(Data excerpts)
"""

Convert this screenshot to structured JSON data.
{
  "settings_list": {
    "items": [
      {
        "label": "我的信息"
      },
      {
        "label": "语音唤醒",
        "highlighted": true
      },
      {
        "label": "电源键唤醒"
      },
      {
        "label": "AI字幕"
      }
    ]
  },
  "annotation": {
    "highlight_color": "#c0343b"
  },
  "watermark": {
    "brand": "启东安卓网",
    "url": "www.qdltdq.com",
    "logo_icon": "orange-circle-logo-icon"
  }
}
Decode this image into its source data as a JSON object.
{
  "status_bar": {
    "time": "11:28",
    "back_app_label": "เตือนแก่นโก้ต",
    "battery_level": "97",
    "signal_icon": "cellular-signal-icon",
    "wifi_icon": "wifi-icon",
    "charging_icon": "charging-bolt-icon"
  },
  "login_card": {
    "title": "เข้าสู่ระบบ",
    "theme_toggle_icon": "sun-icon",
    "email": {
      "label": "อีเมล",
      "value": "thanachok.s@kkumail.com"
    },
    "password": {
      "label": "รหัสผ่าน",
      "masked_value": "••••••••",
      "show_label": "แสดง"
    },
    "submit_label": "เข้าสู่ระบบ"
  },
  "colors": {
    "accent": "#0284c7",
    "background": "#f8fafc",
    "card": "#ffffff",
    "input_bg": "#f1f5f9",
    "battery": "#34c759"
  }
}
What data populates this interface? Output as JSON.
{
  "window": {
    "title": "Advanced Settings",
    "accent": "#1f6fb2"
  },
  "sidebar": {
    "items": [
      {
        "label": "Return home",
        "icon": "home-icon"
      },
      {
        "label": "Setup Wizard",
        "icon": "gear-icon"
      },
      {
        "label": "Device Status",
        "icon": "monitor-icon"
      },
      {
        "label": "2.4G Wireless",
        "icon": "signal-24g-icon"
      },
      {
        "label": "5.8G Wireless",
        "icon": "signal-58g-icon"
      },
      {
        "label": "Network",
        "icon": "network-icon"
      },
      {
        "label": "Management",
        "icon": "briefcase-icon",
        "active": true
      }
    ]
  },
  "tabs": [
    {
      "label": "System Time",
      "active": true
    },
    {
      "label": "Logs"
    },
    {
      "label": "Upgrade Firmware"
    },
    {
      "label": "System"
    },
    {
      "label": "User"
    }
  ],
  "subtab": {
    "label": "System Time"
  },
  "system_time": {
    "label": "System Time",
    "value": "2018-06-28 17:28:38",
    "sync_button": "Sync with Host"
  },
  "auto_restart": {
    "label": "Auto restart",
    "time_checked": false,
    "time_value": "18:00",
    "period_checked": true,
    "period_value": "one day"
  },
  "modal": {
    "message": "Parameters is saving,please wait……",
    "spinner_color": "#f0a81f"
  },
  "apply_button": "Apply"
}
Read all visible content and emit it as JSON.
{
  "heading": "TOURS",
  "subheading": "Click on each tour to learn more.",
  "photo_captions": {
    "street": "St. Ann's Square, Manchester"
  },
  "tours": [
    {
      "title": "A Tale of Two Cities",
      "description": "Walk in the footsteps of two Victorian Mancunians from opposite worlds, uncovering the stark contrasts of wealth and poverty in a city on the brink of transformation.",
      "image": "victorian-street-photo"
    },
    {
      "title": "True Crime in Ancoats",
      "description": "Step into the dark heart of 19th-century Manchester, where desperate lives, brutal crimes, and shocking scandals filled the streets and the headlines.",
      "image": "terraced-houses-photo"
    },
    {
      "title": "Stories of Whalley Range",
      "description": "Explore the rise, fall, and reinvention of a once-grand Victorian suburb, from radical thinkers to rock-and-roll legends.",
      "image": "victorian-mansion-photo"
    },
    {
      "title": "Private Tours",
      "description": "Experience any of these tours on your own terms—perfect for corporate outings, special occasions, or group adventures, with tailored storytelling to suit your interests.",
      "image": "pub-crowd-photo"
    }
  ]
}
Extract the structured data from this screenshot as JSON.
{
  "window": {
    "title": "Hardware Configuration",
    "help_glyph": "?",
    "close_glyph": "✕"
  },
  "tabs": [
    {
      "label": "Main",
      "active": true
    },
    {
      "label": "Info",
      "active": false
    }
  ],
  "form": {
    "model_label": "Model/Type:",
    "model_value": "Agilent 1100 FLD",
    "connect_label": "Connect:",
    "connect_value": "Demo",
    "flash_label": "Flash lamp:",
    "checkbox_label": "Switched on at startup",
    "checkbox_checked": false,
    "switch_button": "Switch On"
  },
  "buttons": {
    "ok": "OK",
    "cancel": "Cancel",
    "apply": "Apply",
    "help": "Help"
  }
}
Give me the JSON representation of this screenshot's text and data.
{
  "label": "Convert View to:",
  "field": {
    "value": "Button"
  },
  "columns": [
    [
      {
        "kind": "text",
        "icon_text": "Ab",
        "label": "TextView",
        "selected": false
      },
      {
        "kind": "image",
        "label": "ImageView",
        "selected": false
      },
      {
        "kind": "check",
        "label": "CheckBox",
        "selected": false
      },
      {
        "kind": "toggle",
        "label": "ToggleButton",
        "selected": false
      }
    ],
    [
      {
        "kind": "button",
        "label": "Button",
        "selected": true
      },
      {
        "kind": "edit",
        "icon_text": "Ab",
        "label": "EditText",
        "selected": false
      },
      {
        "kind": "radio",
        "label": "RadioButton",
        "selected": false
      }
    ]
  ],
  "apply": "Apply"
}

"""

PROBLEM TO SOLVE ▸ Using the data above, output each line exactly.

PROBLEM SOLUTION ▸
Convert this screenshot to structured JSON data.
{
  "settings_list": {
    "items": [
      {
        "label": "我的信息"
      },
      {
        "label": "语音唤醒",
        "highlighted": true
      },
      {
        "label": "电源键唤醒"
      },
      {
        "label": "AI字幕"
      }
    ]
  },
  "annotation": {
    "highlight_color": "#c0343b"
  },
  "watermark": {
    "brand": "启东安卓网",
    "url": "www.qdltdq.com",
    "logo_icon": "orange-circle-logo-icon"
  }
}
Decode this image into its source data as a JSON object.
{
  "status_bar": {
    "time": "11:28",
    "back_app_label": "เตือนแก่นโก้ต",
    "battery_level": "97",
    "signal_icon": "cellular-signal-icon",
    "wifi_icon": "wifi-icon",
    "charging_icon": "charging-bolt-icon"
  },
  "login_card": {
    "title": "เข้าสู่ระบบ",
    "theme_toggle_icon": "sun-icon",
    "email": {
      "label": "อีเมล",
      "value": "thanachok.s@kkumail.com"
    },
    "password": {
      "label": "รหัสผ่าน",
      "masked_value": "••••••••",
      "show_label": "แสดง"
    },
    "submit_label": "เข้าสู่ระบบ"
  },
  "colors": {
    "accent": "#0284c7",
    "background": "#f8fafc",
    "card": "#ffffff",
    "input_bg": "#f1f5f9",
    "battery": "#34c759"
  }
}
What data populates this interface? Output as JSON.
{
  "window": {
    "title": "Advanced Settings",
    "accent": "#1f6fb2"
  },
  "sidebar": {
    "items": [
      {
        "label": "Return home",
        "icon": "home-icon"
      },
      {
        "label": "Setup Wizard",
        "icon": "gear-icon"
      },
      {
        "label": "Device Status",
        "icon": "monitor-icon"
      },
      {
        "label": "2.4G Wireless",
        "icon": "signal-24g-icon"
      },
      {
        "label": "5.8G Wireless",
        "icon": "signal-58g-icon"
      },
      {
        "label": "Network",
        "icon": "network-icon"
      },
      {
        "label": "Management",
        "icon": "briefcase-icon",
        "active": true
      }
    ]
  },
  "tabs": [
    {
      "label": "System Time",
      "active": true
    },
    {
      "label": "Logs"
    },
    {
      "label": "Upgrade Firmware"
    },
    {
      "label": "System"
    },
    {
      "label": "User"
    }
  ],
  "subtab": {
    "label": "System Time"
  },
  "system_time": {
    "label": "System Time",
    "value": "2018-06-28 17:28:38",
    "sync_button": "Sync with Host"
  },
  "auto_restart": {
    "label": "Auto restart",
    "time_checked": false,
    "time_value": "18:00",
    "period_checked": true,
    "period_value": "one day"
  },
  "modal": {
    "message": "Parameters is saving,please wait……",
    "spinner_color": "#f0a81f"
  },
  "apply_button": "Apply"
}
Read all visible content and emit it as JSON.
{
  "heading": "TOURS",
  "subheading": "Click on each tour to learn more.",
  "photo_captions": {
    "street": "St. Ann's Square, Manchester"
  },
  "tours": [
    {
      "title": "A Tale of Two Cities",
      "description": "Walk in the footsteps of two Victorian Mancunians from opposite worlds, uncovering the stark contrasts of wealth and poverty in a city on the brink of transformation.",
      "image": "victorian-street-photo"
    },
    {
      "title": "True Crime in Ancoats",
      "description": "Step into the dark heart of 19th-century Manchester, where desperate lives, brutal crimes, and shocking scandals filled the streets and the headlines.",
      "image": "terraced-houses-photo"
    },
    {
      "title": "Stories of Whalley Range",
      "description": "Explore the rise, fall, and reinvention of a once-grand Victorian suburb, from radical thinkers to rock-and-roll legends.",
      "image": "victorian-mansion-photo"
    },
    {
      "title": "Private Tours",
      "description": "Experience any of these tours on your own terms—perfect for corporate outings, special occasions, or group adventures, with tailored storytelling to suit your interests.",
      "image": "pub-crowd-photo"
    }
  ]
}
Extract the structured data from this screenshot as JSON.
{
  "window": {
    "title": "Hardware Configuration",
    "help_glyph": "?",
    "close_glyph": "✕"
  },
  "tabs": [
    {
      "label": "Main",
      "active": true
    },
    {
      "label": "Info",
      "active": false
    }
  ],
  "form": {
    "model_label": "Model/Type:",
    "model_value": "Agilent 1100 FLD",
    "connect_label": "Connect:",
    "connect_value": "Demo",
    "flash_label": "Flash lamp:",
    "checkbox_label": "Switched on at startup",
    "checkbox_checked": false,
    "switch_button": "Switch On"
  },
  "buttons": {
    "ok": "OK",
    "cancel": "Cancel",
    "apply": "Apply",
    "help": "Help"
  }
}
Give me the JSON representation of this screenshot's text and data.
{
  "label": "Convert View to:",
  "field": {
    "value": "Button"
  },
  "columns": [
    [
      {
        "kind": "text",
        "icon_text": "Ab",
        "label": "TextView",
        "selected": false
      },
      {
        "kind": "image",
        "label": "ImageView",
        "selected": false
      },
      {
        "kind": "check",
        "label": "CheckBox",
        "selected": false
      },
      {
        "kind": "toggle",
        "label": "ToggleButton",
        "selected": false
      }
    ],
    [
      {
        "kind": "button",
        "label": "Button",
        "selected": true
      },
      {
        "kind": "edit",
        "icon_text": "Ab",
        "label": "EditText",
        "selected": false
      },
      {
        "kind": "radio",
        "label": "RadioButton",
        "selected": false
      }
    ]
  ],
  "apply": "Apply"
}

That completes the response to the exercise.